BEGIN Entries supplied

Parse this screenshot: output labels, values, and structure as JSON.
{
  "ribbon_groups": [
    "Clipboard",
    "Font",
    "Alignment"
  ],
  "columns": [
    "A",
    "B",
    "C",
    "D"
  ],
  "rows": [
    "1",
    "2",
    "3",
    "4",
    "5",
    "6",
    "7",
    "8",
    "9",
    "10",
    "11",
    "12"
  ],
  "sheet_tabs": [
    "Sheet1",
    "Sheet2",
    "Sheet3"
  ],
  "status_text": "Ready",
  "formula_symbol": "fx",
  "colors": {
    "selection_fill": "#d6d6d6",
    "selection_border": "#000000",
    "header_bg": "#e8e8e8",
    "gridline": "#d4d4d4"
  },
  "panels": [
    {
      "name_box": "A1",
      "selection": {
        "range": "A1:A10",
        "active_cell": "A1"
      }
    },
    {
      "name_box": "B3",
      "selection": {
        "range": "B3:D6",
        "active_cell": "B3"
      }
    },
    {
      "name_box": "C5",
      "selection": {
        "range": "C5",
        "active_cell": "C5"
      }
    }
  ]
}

END Entries supplied

» Exercise: Reproduce all the data word for word.

» Result:
Parse this screenshot: output labels, values, and structure as JSON.
{
  "ribbon_groups": [
    "Clipboard",
    "Font",
    "Alignment"
  ],
  "columns": [
    "A",
    "B",
    "C",
    "D"
  ],
  "rows": [
    "1",
    "2",
    "3",
    "4",
    "5",
    "6",
    "7",
    "8",
    "9",
    "10",
    "11",
    "12"
  ],
  "sheet_tabs": [
    "Sheet1",
    "Sheet2",
    "Sheet3"
  ],
  "status_text": "Ready",
  "formula_symbol": "fx",
  "colors": {
    "selection_fill": "#d6d6d6",
    "selection_border": "#000000",
    "header_bg": "#e8e8e8",
    "gridline": "#d4d4d4"
  },
  "panels": [
    {
      "name_box": "A1",
      "selection": {
        "range": "A1:A10",
        "active_cell": "A1"
      }
    },
    {
      "name_box": "B3",
      "selection": {
        "range": "B3:D6",
        "active_cell": "B3"
      }
    },
    {
      "name_box": "C5",
      "selection": {
        "range": "C5",
        "active_cell": "C5"
      }
    }
  ]
}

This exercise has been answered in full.